» **Task details**:
Your task is to transcribe all the entries exactly, excluding pictures.

>>>>

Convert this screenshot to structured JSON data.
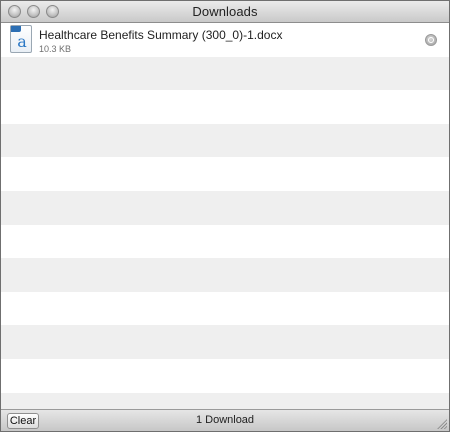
{
  "window": {
    "title": "Downloads"
  },
  "downloads": [
    {
      "filename": "Healthcare Benefits Summary (300_0)-1.docx",
      "size": "10.3 KB",
      "icon": "docx-file-icon"
    }
  ],
  "footer": {
    "clear_label": "Clear",
    "status": "1 Download"
  }
}
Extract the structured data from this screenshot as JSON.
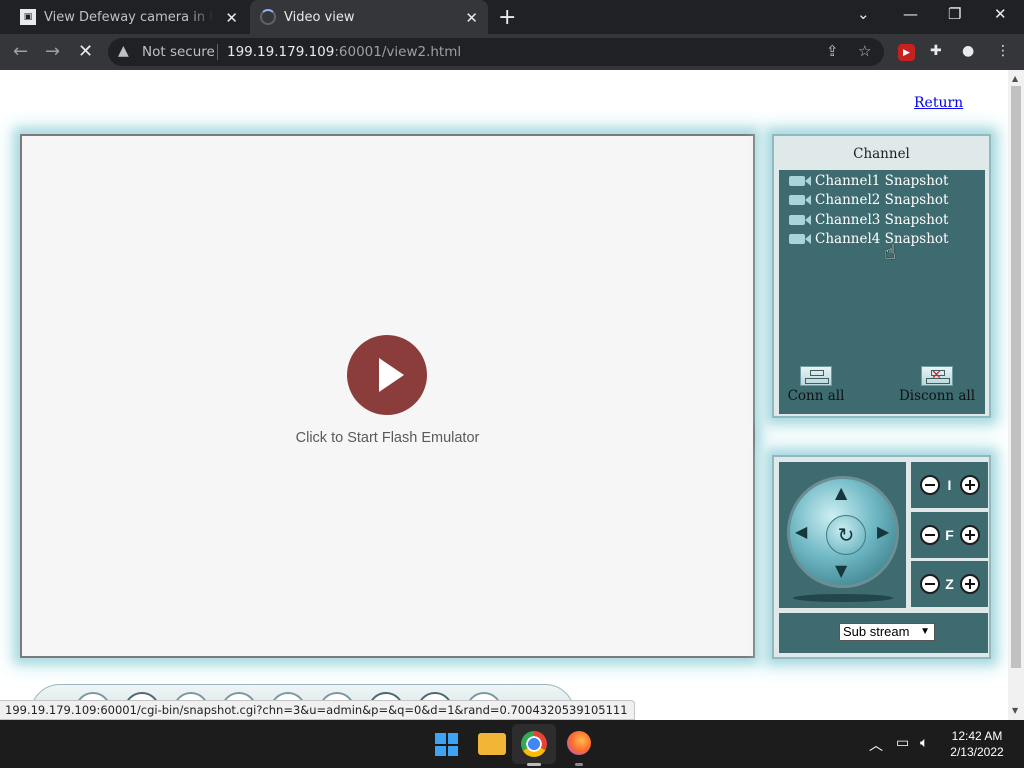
{
  "browser": {
    "tabs": [
      {
        "title": "View Defeway camera in United S",
        "active": false
      },
      {
        "title": "Video view",
        "active": true
      }
    ],
    "address": {
      "security_label": "Not secure",
      "url_host": "199.19.179.109",
      "url_rest": ":60001/view2.html"
    },
    "status_url": "199.19.179.109:60001/cgi-bin/snapshot.cgi?chn=3&u=admin&p=&q=0&d=1&rand=0.7004320539105111"
  },
  "page": {
    "return_link": "Return",
    "video": {
      "flash_prompt": "Click to Start Flash Emulator"
    },
    "channel_panel": {
      "title": "Channel",
      "channels": [
        {
          "label": "Channel1 Snapshot"
        },
        {
          "label": "Channel2 Snapshot"
        },
        {
          "label": "Channel3 Snapshot"
        },
        {
          "label": "Channel4 Snapshot"
        }
      ],
      "conn_all": "Conn all",
      "disconn_all": "Disconn all"
    },
    "controls": {
      "iris_label": "I",
      "focus_label": "F",
      "zoom_label": "Z",
      "stream_selected": "Sub stream"
    }
  },
  "taskbar": {
    "time": "12:42 AM",
    "date": "2/13/2022"
  },
  "colors": {
    "panel_teal": "#3d6b70",
    "play_button": "#8b3d3c",
    "link": "#0000ee"
  }
}
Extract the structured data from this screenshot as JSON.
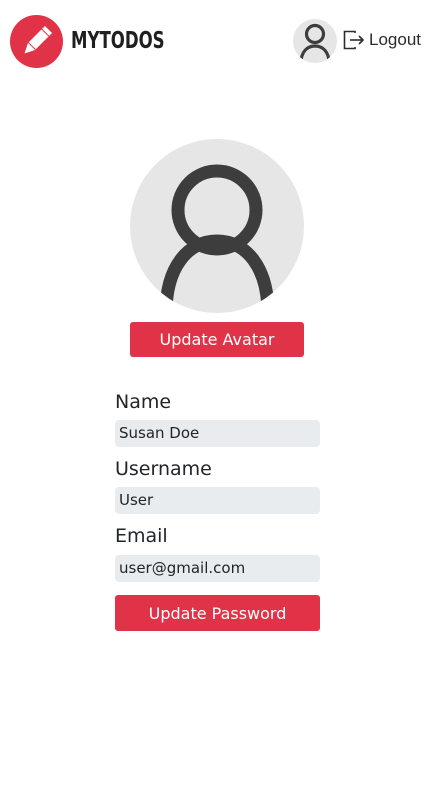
{
  "header": {
    "brand": "MYTODOS",
    "logout_label": "Logout"
  },
  "profile": {
    "update_avatar_label": "Update Avatar",
    "fields": [
      {
        "label": "Name",
        "value": "Susan Doe"
      },
      {
        "label": "Username",
        "value": "User"
      },
      {
        "label": "Email",
        "value": "user@gmail.com"
      }
    ],
    "update_password_label": "Update Password"
  },
  "colors": {
    "accent": "#e03347",
    "avatar_bg": "#e6e6e6",
    "field_bg": "#e9ecef",
    "icon_dark": "#3d3d3d"
  },
  "icons": {
    "logo": "pencil-icon",
    "nav_avatar": "user-icon",
    "logout": "logout-icon",
    "profile_avatar": "user-icon"
  }
}
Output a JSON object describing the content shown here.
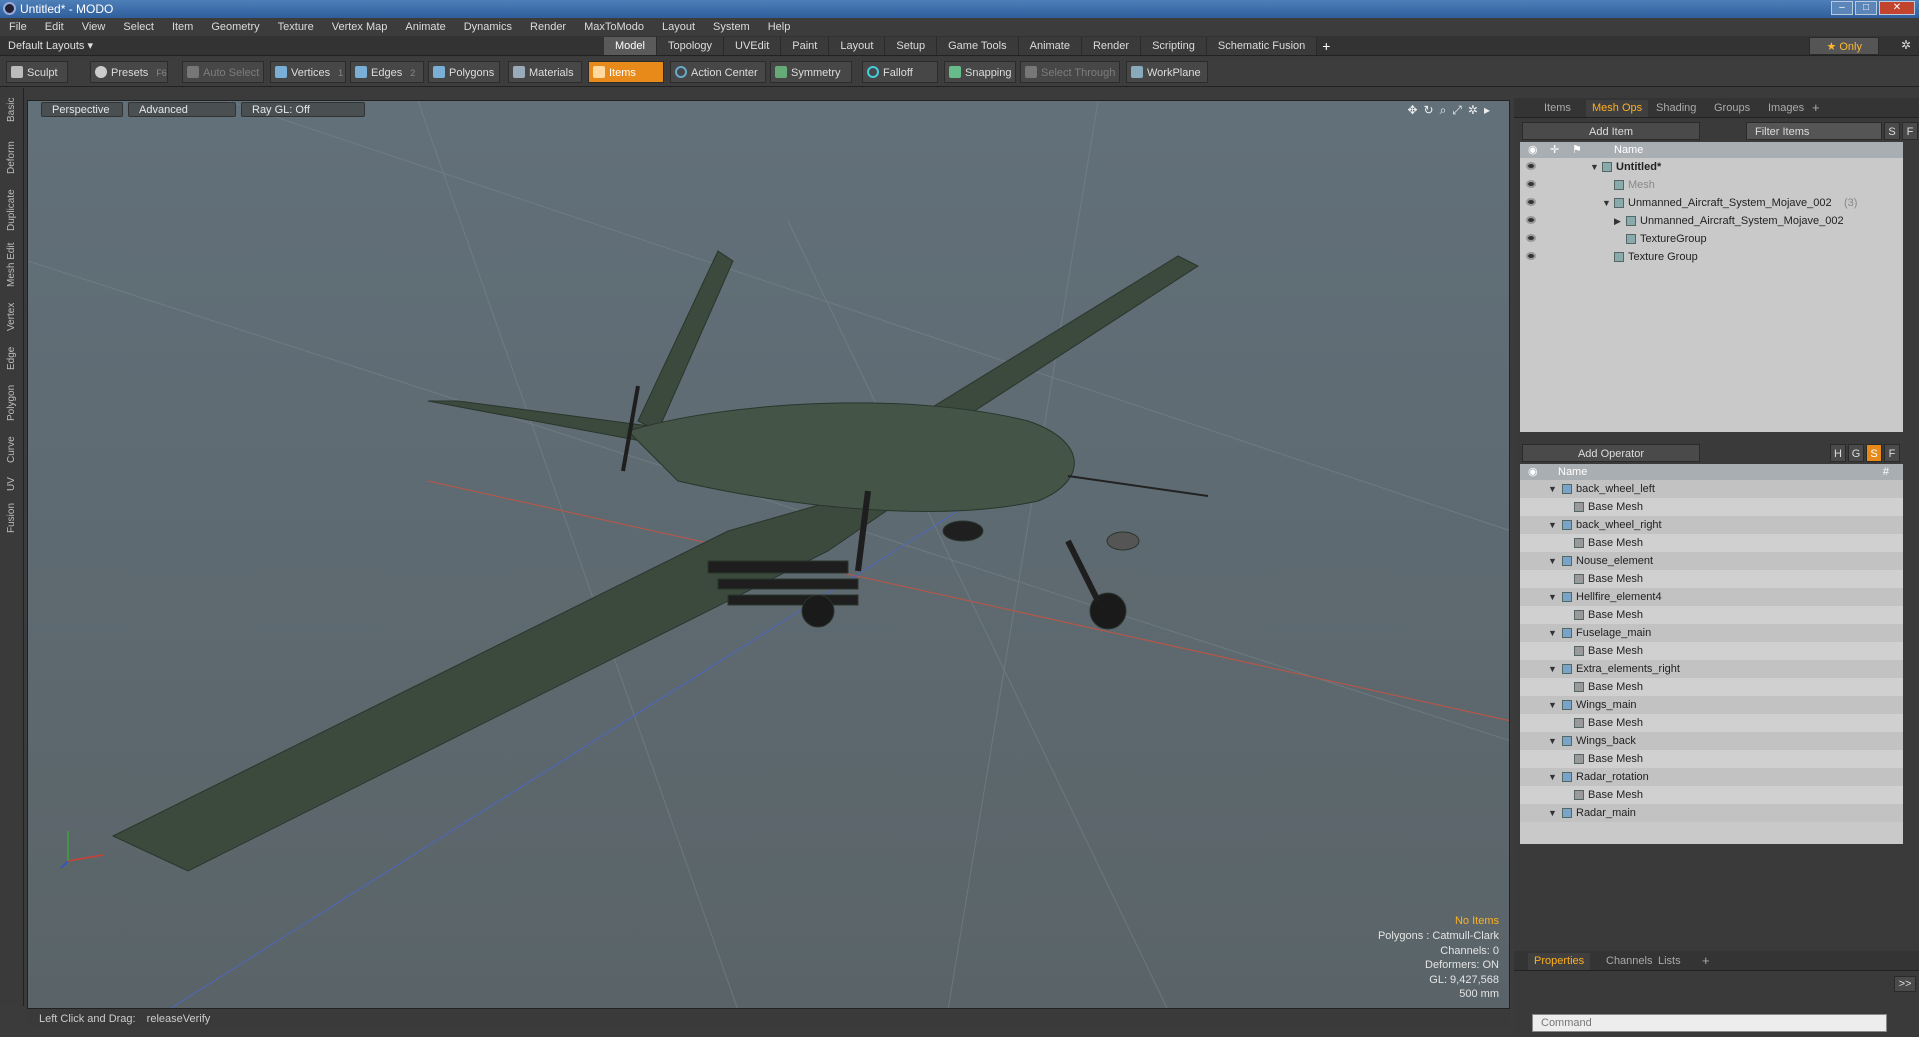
{
  "window": {
    "title": "Untitled* - MODO"
  },
  "menu": [
    "File",
    "Edit",
    "View",
    "Select",
    "Item",
    "Geometry",
    "Texture",
    "Vertex Map",
    "Animate",
    "Dynamics",
    "Render",
    "MaxToModo",
    "Layout",
    "System",
    "Help"
  ],
  "layout_selector": "Default Layouts ▾",
  "layout_tabs": [
    {
      "label": "Model",
      "active": true
    },
    {
      "label": "Topology"
    },
    {
      "label": "UVEdit"
    },
    {
      "label": "Paint"
    },
    {
      "label": "Layout"
    },
    {
      "label": "Setup"
    },
    {
      "label": "Game Tools"
    },
    {
      "label": "Animate"
    },
    {
      "label": "Render"
    },
    {
      "label": "Scripting"
    },
    {
      "label": "Schematic Fusion"
    }
  ],
  "only_label": "★  Only",
  "toolbar": {
    "sculpt": "Sculpt",
    "presets": "Presets",
    "presets_key": "F6",
    "auto_select": "Auto Select",
    "vertices": "Vertices",
    "vertices_key": "1",
    "edges": "Edges",
    "edges_key": "2",
    "polygons": "Polygons",
    "materials": "Materials",
    "items": "Items",
    "action_center": "Action Center",
    "symmetry": "Symmetry",
    "falloff": "Falloff",
    "snapping": "Snapping",
    "select_through": "Select Through",
    "workplane": "WorkPlane"
  },
  "left_tabs": [
    "Basic",
    "Deform",
    "Duplicate",
    "Mesh Edit",
    "Vertex",
    "Edge",
    "Polygon",
    "Curve",
    "UV",
    "Fusion"
  ],
  "viewport": {
    "view": "Perspective",
    "advanced": "Advanced",
    "raygl": "Ray GL: Off",
    "stats": {
      "items": "No Items",
      "polygons": "Polygons : Catmull-Clark",
      "channels": "Channels: 0",
      "deformers": "Deformers: ON",
      "gl": "GL: 9,427,568",
      "scale": "500 mm"
    }
  },
  "status": {
    "label": "Left Click and Drag:",
    "value": "releaseVerify"
  },
  "item_panel": {
    "tabs": [
      "Items",
      "Mesh Ops",
      "Shading",
      "Groups",
      "Images"
    ],
    "active_tab": "Mesh Ops",
    "add_item": "Add Item",
    "filter": "Filter Items",
    "s_btn": "S",
    "f_btn": "F",
    "name_header": "Name",
    "tree": [
      {
        "label": "Untitled*",
        "indent": 0,
        "bold": true
      },
      {
        "label": "Mesh",
        "indent": 1,
        "dim": true
      },
      {
        "label": "Unmanned_Aircraft_System_Mojave_002",
        "suffix": "(3)",
        "indent": 1
      },
      {
        "label": "Unmanned_Aircraft_System_Mojave_002",
        "indent": 2
      },
      {
        "label": "TextureGroup",
        "indent": 2
      },
      {
        "label": "Texture Group",
        "indent": 1
      }
    ]
  },
  "operator_panel": {
    "add_operator": "Add Operator",
    "flags": [
      "H",
      "G",
      "S",
      "F"
    ],
    "name_header": "Name",
    "hash_header": "#",
    "items": [
      {
        "name": "back_wheel_left",
        "child": "Base Mesh"
      },
      {
        "name": "back_wheel_right",
        "child": "Base Mesh"
      },
      {
        "name": "Nouse_element",
        "child": "Base Mesh"
      },
      {
        "name": "Hellfire_element4",
        "child": "Base Mesh"
      },
      {
        "name": "Fuselage_main",
        "child": "Base Mesh"
      },
      {
        "name": "Extra_elements_right",
        "child": "Base Mesh"
      },
      {
        "name": "Wings_main",
        "child": "Base Mesh"
      },
      {
        "name": "Wings_back",
        "child": "Base Mesh"
      },
      {
        "name": "Radar_rotation",
        "child": "Base Mesh"
      },
      {
        "name": "Radar_main",
        "child": ""
      }
    ]
  },
  "properties_panel": {
    "tabs": [
      "Properties",
      "Channels",
      "Lists"
    ],
    "active_tab": "Properties",
    "more": ">>"
  },
  "command": {
    "placeholder": "Command"
  },
  "colors": {
    "accent": "#e88a1a",
    "viewport_bg": "#5e6a6f",
    "aircraft": "#3a4a3c"
  }
}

<<<<

» **Problem solution**:
Convert this screenshot to structured JSON data.
{
  "window": {
    "title": "Downloads"
  },
  "downloads": [
    {
      "filename": "Healthcare Benefits Summary (300_0)-1.docx",
      "size": "10.3 KB",
      "icon": "docx-file-icon"
    }
  ],
  "footer": {
    "clear_label": "Clear",
    "status": "1 Download"
  }
}
Extract the structured data from this screenshot as JSON.
{
  "browser": {
    "tabs": [
      {
        "title": "View Defeway camera in United S",
        "active": false
      },
      {
        "title": "Video view",
        "active": true
      }
    ],
    "address": {
      "security_label": "Not secure",
      "url_host": "199.19.179.109",
      "url_rest": ":60001/view2.html"
    },
    "status_url": "199.19.179.109:60001/cgi-bin/snapshot.cgi?chn=3&u=admin&p=&q=0&d=1&rand=0.7004320539105111"
  },
  "page": {
    "return_link": "Return",
    "video": {
      "flash_prompt": "Click to Start Flash Emulator"
    },
    "channel_panel": {
      "title": "Channel",
      "channels": [
        {
          "label": "Channel1 Snapshot"
        },
        {
          "label": "Channel2 Snapshot"
        },
        {
          "label": "Channel3 Snapshot"
        },
        {
          "label": "Channel4 Snapshot"
        }
      ],
      "conn_all": "Conn all",
      "disconn_all": "Disconn all"
    },
    "controls": {
      "iris_label": "I",
      "focus_label": "F",
      "zoom_label": "Z",
      "stream_selected": "Sub stream"
    }
  },
  "taskbar": {
    "time": "12:42 AM",
    "date": "2/13/2022"
  },
  "colors": {
    "panel_teal": "#3d6b70",
    "play_button": "#8b3d3c",
    "link": "#0000ee"
  }
}
Extract the structured data from this screenshot as JSON.
{
  "header": {
    "brand": "MYTODOS",
    "logout_label": "Logout"
  },
  "profile": {
    "update_avatar_label": "Update Avatar",
    "fields": [
      {
        "label": "Name",
        "value": "Susan Doe"
      },
      {
        "label": "Username",
        "value": "User"
      },
      {
        "label": "Email",
        "value": "user@gmail.com"
      }
    ],
    "update_password_label": "Update Password"
  },
  "colors": {
    "accent": "#e03347",
    "avatar_bg": "#e6e6e6",
    "field_bg": "#e9ecef",
    "icon_dark": "#3d3d3d"
  },
  "icons": {
    "logo": "pencil-icon",
    "nav_avatar": "user-icon",
    "logout": "logout-icon",
    "profile_avatar": "user-icon"
  }
}
Output a JSON object describing the content shown here.
{
  "window": {
    "title": "Untitled* - MODO"
  },
  "menu": [
    "File",
    "Edit",
    "View",
    "Select",
    "Item",
    "Geometry",
    "Texture",
    "Vertex Map",
    "Animate",
    "Dynamics",
    "Render",
    "MaxToModo",
    "Layout",
    "System",
    "Help"
  ],
  "layout_selector": "Default Layouts ▾",
  "layout_tabs": [
    {
      "label": "Model",
      "active": true
    },
    {
      "label": "Topology"
    },
    {
      "label": "UVEdit"
    },
    {
      "label": "Paint"
    },
    {
      "label": "Layout"
    },
    {
      "label": "Setup"
    },
    {
      "label": "Game Tools"
    },
    {
      "label": "Animate"
    },
    {
      "label": "Render"
    },
    {
      "label": "Scripting"
    },
    {
      "label": "Schematic Fusion"
    }
  ],
  "only_label": "★  Only",
  "toolbar": {
    "sculpt": "Sculpt",
    "presets": "Presets",
    "presets_key": "F6",
    "auto_select": "Auto Select",
    "vertices": "Vertices",
    "vertices_key": "1",
    "edges": "Edges",
    "edges_key": "2",
    "polygons": "Polygons",
    "materials": "Materials",
    "items": "Items",
    "action_center": "Action Center",
    "symmetry": "Symmetry",
    "falloff": "Falloff",
    "snapping": "Snapping",
    "select_through": "Select Through",
    "workplane": "WorkPlane"
  },
  "left_tabs": [
    "Basic",
    "Deform",
    "Duplicate",
    "Mesh Edit",
    "Vertex",
    "Edge",
    "Polygon",
    "Curve",
    "UV",
    "Fusion"
  ],
  "viewport": {
    "view": "Perspective",
    "advanced": "Advanced",
    "raygl": "Ray GL: Off",
    "stats": {
      "items": "No Items",
      "polygons": "Polygons : Catmull-Clark",
      "channels": "Channels: 0",
      "deformers": "Deformers: ON",
      "gl": "GL: 9,427,568",
      "scale": "500 mm"
    }
  },
  "status": {
    "label": "Left Click and Drag:",
    "value": "releaseVerify"
  },
  "item_panel": {
    "tabs": [
      "Items",
      "Mesh Ops",
      "Shading",
      "Groups",
      "Images"
    ],
    "active_tab": "Mesh Ops",
    "add_item": "Add Item",
    "filter": "Filter Items",
    "s_btn": "S",
    "f_btn": "F",
    "name_header": "Name",
    "tree": [
      {
        "label": "Untitled*",
        "indent": 0,
        "bold": true
      },
      {
        "label": "Mesh",
        "indent": 1,
        "dim": true
      },
      {
        "label": "Unmanned_Aircraft_System_Mojave_002",
        "suffix": "(3)",
        "indent": 1
      },
      {
        "label": "Unmanned_Aircraft_System_Mojave_002",
        "indent": 2
      },
      {
        "label": "TextureGroup",
        "indent": 2
      },
      {
        "label": "Texture Group",
        "indent": 1
      }
    ]
  },
  "operator_panel": {
    "add_operator": "Add Operator",
    "flags": [
      "H",
      "G",
      "S",
      "F"
    ],
    "name_header": "Name",
    "hash_header": "#",
    "items": [
      {
        "name": "back_wheel_left",
        "child": "Base Mesh"
      },
      {
        "name": "back_wheel_right",
        "child": "Base Mesh"
      },
      {
        "name": "Nouse_element",
        "child": "Base Mesh"
      },
      {
        "name": "Hellfire_element4",
        "child": "Base Mesh"
      },
      {
        "name": "Fuselage_main",
        "child": "Base Mesh"
      },
      {
        "name": "Extra_elements_right",
        "child": "Base Mesh"
      },
      {
        "name": "Wings_main",
        "child": "Base Mesh"
      },
      {
        "name": "Wings_back",
        "child": "Base Mesh"
      },
      {
        "name": "Radar_rotation",
        "child": "Base Mesh"
      },
      {
        "name": "Radar_main",
        "child": ""
      }
    ]
  },
  "properties_panel": {
    "tabs": [
      "Properties",
      "Channels",
      "Lists"
    ],
    "active_tab": "Properties",
    "more": ">>"
  },
  "command": {
    "placeholder": "Command"
  },
  "colors": {
    "accent": "#e88a1a",
    "viewport_bg": "#5e6a6f",
    "aircraft": "#3a4a3c"
  }
}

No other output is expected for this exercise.